EXERCISE -> Copy out exactly the lines running from the one with "Output a JSON" through the final line, both ends included, and nothing else. Pictures stay out of the copy.

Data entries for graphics
##########

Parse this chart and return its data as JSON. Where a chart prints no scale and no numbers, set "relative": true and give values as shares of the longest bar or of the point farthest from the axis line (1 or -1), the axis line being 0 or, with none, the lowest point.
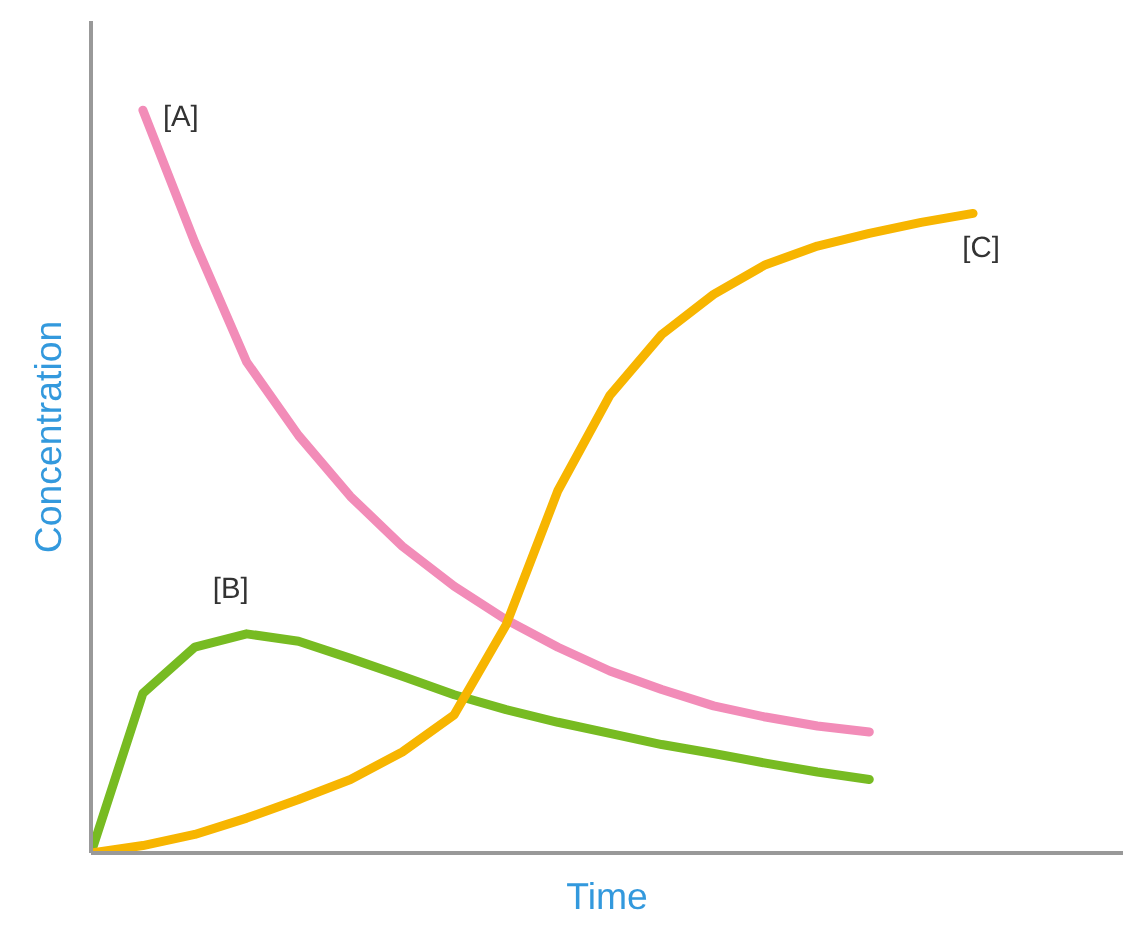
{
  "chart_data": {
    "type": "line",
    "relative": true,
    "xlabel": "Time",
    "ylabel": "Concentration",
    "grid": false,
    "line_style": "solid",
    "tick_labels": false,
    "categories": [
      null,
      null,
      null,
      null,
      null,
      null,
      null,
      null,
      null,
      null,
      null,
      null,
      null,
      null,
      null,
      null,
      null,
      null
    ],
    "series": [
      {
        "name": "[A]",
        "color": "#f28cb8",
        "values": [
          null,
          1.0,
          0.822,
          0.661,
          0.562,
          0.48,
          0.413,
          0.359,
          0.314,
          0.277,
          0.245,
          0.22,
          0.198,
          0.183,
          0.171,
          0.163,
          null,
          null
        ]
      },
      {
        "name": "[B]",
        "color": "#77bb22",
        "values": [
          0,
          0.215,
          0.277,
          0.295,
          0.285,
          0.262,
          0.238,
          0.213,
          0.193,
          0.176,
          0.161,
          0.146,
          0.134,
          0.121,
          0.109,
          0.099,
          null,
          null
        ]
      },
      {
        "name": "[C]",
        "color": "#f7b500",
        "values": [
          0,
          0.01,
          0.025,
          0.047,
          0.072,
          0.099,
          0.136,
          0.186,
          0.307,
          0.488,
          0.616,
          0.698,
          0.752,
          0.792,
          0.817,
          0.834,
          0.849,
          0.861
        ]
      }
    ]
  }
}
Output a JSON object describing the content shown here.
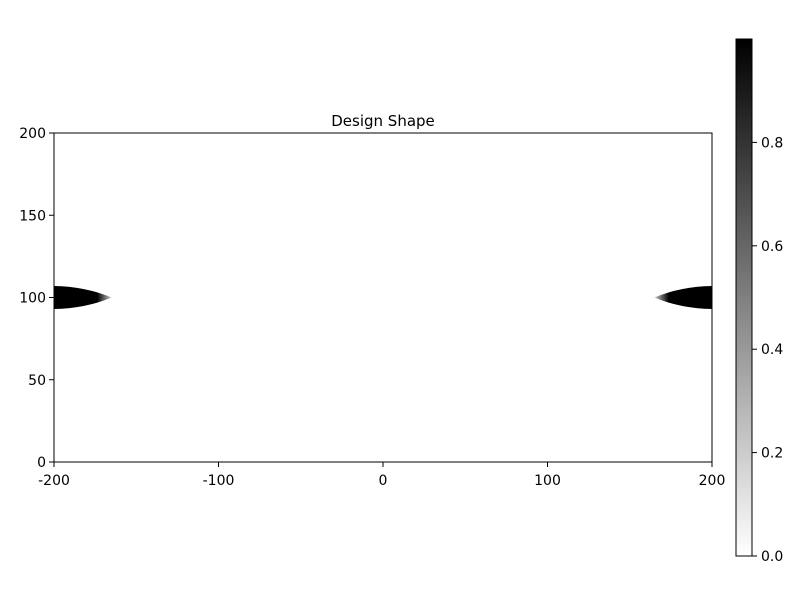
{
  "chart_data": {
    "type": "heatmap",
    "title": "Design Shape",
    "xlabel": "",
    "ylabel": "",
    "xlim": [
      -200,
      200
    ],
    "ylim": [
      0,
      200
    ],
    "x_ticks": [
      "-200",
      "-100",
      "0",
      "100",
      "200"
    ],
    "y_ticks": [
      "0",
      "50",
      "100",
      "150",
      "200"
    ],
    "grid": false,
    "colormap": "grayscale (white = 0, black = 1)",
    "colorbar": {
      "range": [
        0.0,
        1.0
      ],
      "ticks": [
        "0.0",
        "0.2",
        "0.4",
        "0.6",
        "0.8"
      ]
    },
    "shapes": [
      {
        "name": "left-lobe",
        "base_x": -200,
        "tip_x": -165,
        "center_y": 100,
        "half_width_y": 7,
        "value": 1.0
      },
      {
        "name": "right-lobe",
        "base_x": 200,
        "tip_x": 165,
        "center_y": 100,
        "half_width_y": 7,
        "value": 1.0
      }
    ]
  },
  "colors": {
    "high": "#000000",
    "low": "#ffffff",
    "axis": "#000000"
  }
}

##########

ANSWER IN FULL ->
Output a JSON object describing the content shown here.
{
  "chart_data": {
    "type": "heatmap",
    "title": "Design Shape",
    "xlabel": "",
    "ylabel": "",
    "xlim": [
      -200,
      200
    ],
    "ylim": [
      0,
      200
    ],
    "x_ticks": [
      "-200",
      "-100",
      "0",
      "100",
      "200"
    ],
    "y_ticks": [
      "0",
      "50",
      "100",
      "150",
      "200"
    ],
    "grid": false,
    "colormap": "grayscale (white = 0, black = 1)",
    "colorbar": {
      "range": [
        0.0,
        1.0
      ],
      "ticks": [
        "0.0",
        "0.2",
        "0.4",
        "0.6",
        "0.8"
      ]
    },
    "shapes": [
      {
        "name": "left-lobe",
        "base_x": -200,
        "tip_x": -165,
        "center_y": 100,
        "half_width_y": 7,
        "value": 1.0
      },
      {
        "name": "right-lobe",
        "base_x": 200,
        "tip_x": 165,
        "center_y": 100,
        "half_width_y": 7,
        "value": 1.0
      }
    ]
  },
  "colors": {
    "high": "#000000",
    "low": "#ffffff",
    "axis": "#000000"
  }
}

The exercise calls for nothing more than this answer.